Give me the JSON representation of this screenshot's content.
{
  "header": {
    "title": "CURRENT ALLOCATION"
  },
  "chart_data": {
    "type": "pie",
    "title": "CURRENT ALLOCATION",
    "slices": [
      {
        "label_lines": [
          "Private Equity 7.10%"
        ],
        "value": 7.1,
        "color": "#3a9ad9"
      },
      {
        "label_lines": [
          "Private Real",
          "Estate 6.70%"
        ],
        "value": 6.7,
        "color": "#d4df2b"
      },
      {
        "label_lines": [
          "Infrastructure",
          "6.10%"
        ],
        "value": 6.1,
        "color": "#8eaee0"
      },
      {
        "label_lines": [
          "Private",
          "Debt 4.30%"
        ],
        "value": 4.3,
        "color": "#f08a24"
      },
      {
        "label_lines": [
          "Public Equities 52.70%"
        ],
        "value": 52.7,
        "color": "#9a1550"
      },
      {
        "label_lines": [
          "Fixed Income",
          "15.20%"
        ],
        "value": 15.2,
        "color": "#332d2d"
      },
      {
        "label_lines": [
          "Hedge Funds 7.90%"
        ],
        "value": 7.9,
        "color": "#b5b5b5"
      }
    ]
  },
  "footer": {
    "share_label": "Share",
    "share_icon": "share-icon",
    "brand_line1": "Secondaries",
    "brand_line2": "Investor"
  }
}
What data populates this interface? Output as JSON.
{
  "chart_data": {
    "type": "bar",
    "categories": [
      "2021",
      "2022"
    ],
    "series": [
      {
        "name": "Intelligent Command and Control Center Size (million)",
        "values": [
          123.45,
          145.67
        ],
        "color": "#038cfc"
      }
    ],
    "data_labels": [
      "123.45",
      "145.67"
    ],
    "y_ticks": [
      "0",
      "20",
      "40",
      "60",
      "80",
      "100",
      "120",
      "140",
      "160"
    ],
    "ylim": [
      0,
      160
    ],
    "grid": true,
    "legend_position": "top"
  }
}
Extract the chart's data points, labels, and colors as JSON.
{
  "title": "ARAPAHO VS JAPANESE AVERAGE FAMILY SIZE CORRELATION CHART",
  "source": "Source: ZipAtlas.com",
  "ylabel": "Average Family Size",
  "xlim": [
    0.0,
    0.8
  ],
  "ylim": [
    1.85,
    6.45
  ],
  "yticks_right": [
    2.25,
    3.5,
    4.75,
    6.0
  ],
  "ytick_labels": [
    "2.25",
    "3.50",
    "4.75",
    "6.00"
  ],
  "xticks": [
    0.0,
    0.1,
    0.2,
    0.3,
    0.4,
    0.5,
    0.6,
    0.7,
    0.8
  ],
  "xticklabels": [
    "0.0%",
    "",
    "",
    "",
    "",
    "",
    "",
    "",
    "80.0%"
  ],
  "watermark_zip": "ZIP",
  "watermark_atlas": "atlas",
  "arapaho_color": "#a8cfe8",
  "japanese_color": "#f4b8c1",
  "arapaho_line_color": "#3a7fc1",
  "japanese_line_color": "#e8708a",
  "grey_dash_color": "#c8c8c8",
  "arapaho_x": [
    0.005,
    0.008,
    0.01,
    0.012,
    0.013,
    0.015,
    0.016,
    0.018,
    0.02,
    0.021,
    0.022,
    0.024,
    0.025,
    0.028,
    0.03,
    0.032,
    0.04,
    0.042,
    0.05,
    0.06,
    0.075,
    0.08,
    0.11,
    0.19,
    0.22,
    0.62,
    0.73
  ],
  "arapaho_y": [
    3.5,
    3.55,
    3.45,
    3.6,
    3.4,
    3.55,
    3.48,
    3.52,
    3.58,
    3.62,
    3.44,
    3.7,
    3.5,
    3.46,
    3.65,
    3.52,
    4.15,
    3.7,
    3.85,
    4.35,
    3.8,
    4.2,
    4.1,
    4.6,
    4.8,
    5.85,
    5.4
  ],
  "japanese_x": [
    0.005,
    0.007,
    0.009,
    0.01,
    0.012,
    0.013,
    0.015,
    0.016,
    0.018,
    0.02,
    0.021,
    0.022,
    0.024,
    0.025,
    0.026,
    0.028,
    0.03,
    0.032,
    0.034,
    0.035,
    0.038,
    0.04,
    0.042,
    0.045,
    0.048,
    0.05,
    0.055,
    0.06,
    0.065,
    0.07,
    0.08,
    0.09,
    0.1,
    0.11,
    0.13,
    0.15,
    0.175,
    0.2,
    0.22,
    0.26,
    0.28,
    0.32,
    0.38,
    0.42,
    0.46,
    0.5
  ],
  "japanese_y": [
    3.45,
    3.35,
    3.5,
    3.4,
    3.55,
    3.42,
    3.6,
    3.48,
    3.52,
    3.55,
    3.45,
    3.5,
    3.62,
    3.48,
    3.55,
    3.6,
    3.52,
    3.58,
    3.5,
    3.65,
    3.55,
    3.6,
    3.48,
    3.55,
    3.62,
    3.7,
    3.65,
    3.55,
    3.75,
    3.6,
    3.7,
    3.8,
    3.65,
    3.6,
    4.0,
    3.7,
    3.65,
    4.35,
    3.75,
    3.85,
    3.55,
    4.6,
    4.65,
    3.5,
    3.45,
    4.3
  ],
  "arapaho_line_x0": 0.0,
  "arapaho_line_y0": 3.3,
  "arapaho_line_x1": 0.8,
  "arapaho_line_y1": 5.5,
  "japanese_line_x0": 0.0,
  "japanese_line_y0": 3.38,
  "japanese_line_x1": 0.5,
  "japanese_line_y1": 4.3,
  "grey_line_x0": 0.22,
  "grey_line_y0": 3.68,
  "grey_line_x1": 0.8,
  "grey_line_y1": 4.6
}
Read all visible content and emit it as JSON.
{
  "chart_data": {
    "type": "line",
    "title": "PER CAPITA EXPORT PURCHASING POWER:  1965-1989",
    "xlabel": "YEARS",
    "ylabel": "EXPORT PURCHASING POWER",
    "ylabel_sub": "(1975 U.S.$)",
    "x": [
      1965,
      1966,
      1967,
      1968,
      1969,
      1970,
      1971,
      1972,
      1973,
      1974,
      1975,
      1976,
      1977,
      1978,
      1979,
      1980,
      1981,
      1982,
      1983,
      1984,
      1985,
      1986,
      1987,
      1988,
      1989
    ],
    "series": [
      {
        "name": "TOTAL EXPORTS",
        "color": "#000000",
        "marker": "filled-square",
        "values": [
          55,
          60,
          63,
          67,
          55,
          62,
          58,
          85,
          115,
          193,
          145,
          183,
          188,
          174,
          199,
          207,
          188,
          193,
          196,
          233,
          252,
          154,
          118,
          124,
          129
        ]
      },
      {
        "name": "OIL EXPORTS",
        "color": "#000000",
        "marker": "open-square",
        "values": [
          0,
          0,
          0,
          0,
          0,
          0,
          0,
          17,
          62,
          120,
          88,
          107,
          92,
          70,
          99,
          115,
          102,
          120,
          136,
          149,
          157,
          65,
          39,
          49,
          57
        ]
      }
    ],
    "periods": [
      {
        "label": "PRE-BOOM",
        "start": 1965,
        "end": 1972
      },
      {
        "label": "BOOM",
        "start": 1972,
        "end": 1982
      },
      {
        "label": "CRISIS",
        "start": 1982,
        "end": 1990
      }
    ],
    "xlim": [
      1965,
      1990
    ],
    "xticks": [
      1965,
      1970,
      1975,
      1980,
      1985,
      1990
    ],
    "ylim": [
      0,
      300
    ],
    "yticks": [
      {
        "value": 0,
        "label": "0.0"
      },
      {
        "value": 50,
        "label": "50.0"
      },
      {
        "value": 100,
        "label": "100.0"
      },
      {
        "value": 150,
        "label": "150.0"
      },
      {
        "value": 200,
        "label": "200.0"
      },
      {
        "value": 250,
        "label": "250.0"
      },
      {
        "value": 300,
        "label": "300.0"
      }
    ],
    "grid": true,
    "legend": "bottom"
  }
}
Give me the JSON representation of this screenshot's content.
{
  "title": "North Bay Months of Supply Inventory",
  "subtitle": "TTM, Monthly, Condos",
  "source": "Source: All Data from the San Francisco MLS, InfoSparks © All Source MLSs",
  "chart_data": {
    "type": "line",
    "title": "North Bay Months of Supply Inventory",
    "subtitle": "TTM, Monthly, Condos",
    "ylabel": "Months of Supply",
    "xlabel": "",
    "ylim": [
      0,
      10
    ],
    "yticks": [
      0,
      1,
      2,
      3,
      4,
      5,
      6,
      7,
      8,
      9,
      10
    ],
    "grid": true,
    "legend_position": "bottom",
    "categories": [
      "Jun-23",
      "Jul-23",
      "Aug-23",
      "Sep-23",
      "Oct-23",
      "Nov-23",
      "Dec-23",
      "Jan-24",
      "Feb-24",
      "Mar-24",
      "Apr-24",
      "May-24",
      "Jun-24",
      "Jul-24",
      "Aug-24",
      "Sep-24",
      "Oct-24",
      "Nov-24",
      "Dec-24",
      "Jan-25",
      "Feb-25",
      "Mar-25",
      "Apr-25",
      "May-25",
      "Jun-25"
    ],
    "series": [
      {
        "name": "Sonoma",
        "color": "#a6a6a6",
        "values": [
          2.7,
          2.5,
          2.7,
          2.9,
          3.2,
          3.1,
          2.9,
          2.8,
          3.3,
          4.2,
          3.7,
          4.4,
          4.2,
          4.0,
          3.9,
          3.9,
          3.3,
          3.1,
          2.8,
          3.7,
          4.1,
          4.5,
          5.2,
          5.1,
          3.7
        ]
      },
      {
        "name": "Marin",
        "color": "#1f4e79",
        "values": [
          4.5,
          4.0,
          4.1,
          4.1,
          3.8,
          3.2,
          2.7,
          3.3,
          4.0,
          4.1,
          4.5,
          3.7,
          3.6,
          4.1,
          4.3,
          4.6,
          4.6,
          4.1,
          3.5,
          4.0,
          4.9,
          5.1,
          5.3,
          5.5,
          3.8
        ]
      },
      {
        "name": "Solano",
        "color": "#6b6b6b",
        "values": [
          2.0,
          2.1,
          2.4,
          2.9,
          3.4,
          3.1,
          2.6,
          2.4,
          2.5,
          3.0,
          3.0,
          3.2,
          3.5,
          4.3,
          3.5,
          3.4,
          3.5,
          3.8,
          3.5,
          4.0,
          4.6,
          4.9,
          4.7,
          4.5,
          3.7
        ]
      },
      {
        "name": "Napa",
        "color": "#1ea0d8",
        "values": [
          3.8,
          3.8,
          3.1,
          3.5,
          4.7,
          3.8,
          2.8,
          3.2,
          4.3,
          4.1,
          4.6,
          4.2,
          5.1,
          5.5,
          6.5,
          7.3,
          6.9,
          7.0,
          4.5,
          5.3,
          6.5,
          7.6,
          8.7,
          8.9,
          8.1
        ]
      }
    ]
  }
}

What is needed: Collect every line with the string "EXPORTS" from the records, and copy each.

The output:
        "name": "TOTAL EXPORTS",
        "name": "OIL EXPORTS",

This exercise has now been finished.